Look through the data below. Collect every line where the word "circle" occurs.

(Structured figure records)
:::::
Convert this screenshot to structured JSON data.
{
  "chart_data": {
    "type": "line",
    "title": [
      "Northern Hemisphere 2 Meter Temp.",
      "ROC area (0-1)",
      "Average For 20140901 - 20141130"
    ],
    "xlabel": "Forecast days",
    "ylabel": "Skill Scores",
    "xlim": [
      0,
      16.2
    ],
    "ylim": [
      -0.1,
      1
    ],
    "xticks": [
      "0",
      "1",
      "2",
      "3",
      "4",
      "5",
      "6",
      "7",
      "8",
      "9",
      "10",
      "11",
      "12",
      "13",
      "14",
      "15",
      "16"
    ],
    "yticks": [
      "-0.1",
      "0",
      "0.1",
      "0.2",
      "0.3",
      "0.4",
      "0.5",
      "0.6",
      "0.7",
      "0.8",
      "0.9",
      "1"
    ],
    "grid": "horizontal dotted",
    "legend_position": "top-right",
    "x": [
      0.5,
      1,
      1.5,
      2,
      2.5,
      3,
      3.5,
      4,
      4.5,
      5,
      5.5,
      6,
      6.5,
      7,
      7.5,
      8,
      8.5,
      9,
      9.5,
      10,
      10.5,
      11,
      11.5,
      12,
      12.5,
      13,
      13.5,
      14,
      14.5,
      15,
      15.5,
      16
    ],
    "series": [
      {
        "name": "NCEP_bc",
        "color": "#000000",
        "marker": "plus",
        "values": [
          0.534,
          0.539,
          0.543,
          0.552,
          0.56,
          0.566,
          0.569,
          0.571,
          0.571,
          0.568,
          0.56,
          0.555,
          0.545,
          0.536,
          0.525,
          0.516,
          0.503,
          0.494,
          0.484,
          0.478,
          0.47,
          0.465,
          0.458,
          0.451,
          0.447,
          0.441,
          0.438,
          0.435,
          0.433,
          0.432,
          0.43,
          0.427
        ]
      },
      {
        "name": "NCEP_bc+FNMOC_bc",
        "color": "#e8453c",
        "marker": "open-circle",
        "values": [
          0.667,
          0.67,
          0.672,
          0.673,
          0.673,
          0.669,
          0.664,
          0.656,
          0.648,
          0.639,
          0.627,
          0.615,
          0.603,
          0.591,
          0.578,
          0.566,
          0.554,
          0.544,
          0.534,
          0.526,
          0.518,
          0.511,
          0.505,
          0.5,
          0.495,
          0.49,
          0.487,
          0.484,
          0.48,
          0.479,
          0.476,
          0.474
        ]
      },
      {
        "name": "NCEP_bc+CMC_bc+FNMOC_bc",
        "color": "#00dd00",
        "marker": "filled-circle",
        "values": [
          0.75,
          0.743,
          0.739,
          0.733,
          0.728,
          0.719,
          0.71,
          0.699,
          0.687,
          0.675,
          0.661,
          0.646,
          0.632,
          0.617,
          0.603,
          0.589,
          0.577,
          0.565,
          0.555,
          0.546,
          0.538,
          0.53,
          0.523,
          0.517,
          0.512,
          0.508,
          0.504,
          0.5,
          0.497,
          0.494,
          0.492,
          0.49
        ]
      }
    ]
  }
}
:::::
### [Written reply]
        "marker": "open-circle",
        "marker": "filled-circle",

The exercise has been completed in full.